**Set problem**: Skip the pictures. Transcribe the rest of the data below without changing a word.

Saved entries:
- - - - - - -
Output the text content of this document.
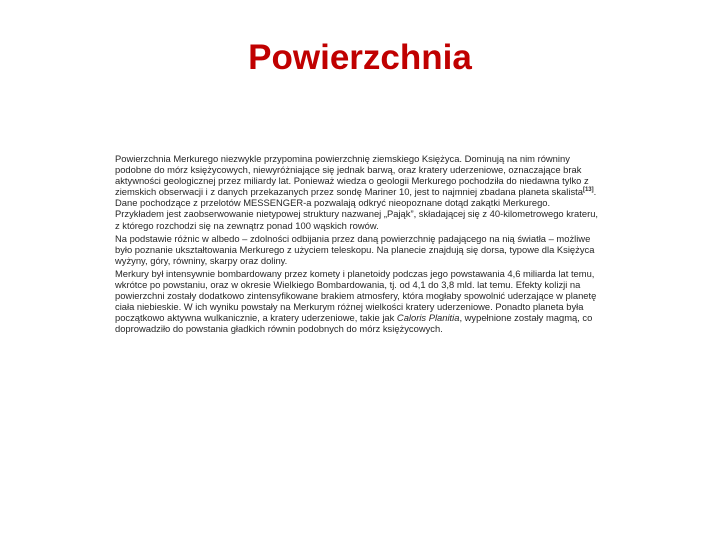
Powierzchnia

Powierzchnia Merkurego niezwykle przypomina powierzchnię ziemskiego Księżyca. Dominują na nim równiny podobne do mórz księżycowych, niewyróżniające się jednak barwą, oraz kratery uderzeniowe, oznaczające brak aktywności geologicznej przez miliardy lat. Ponieważ wiedza o geologii Merkurego pochodziła do niedawna tylko z ziemskich obserwacji i z danych przekazanych przez sondę Mariner 10, jest to najmniej zbadana planeta skalista[13]. Dane pochodzące z przelotów MESSENGER-a pozwalają odkryć nieopoznane dotąd zakątki Merkurego. Przykładem jest zaobserwowanie nietypowej struktury nazwanej „Pająk”, składającej się z 40-kilometrowego krateru, z którego rozchodzi się na zewnątrz ponad 100 wąskich rowów.

Na podstawie różnic w albedo – zdolności odbijania przez daną powierzchnię padającego na nią światła – możliwe było poznanie ukształtowania Merkurego z użyciem teleskopu. Na planecie znajdują się dorsa, typowe dla Księżyca wyżyny, góry, równiny, skarpy oraz doliny.

Merkury był intensywnie bombardowany przez komety i planetoidy podczas jego powstawania 4,6 miliarda lat temu, wkrótce po powstaniu, oraz w okresie Wielkiego Bombardowania, tj. od 4,1 do 3,8 mld. lat temu. Efekty kolizji na powierzchni zostały dodatkowo zintensyfikowane brakiem atmosfery, która mogłaby spowolnić uderzające w planetę ciała niebieskie. W ich wyniku powstały na Merkurym różnej wielkości kratery uderzeniowe. Ponadto planeta była początkowo aktywna wulkanicznie, a kratery uderzeniowe, takie jak Caloris Planitia, wypełnione zostały magmą, co doprowadziło do powstania gładkich równin podobnych do mórz księżycowych.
- - - - - - -
**Result of this exercise**:
Output the text content of this document.
Powierzchnia

Powierzchnia Merkurego niezwykle przypomina powierzchnię ziemskiego Księżyca. Dominują na nim równiny podobne do mórz księżycowych, niewyróżniające się jednak barwą, oraz kratery uderzeniowe, oznaczające brak aktywności geologicznej przez miliardy lat. Ponieważ wiedza o geologii Merkurego pochodziła do niedawna tylko z ziemskich obserwacji i z danych przekazanych przez sondę Mariner 10, jest to najmniej zbadana planeta skalista[13]. Dane pochodzące z przelotów MESSENGER-a pozwalają odkryć nieopoznane dotąd zakątki Merkurego. Przykładem jest zaobserwowanie nietypowej struktury nazwanej „Pająk”, składającej się z 40-kilometrowego krateru, z którego rozchodzi się na zewnątrz ponad 100 wąskich rowów.

Na podstawie różnic w albedo – zdolności odbijania przez daną powierzchnię padającego na nią światła – możliwe było poznanie ukształtowania Merkurego z użyciem teleskopu. Na planecie znajdują się dorsa, typowe dla Księżyca wyżyny, góry, równiny, skarpy oraz doliny.

Merkury był intensywnie bombardowany przez komety i planetoidy podczas jego powstawania 4,6 miliarda lat temu, wkrótce po powstaniu, oraz w okresie Wielkiego Bombardowania, tj. od 4,1 do 3,8 mld. lat temu. Efekty kolizji na powierzchni zostały dodatkowo zintensyfikowane brakiem atmosfery, która mogłaby spowolnić uderzające w planetę ciała niebieskie. W ich wyniku powstały na Merkurym różnej wielkości kratery uderzeniowe. Ponadto planeta była początkowo aktywna wulkanicznie, a kratery uderzeniowe, takie jak Caloris Planitia, wypełnione zostały magmą, co doprowadziło do powstania gładkich równin podobnych do mórz księżycowych.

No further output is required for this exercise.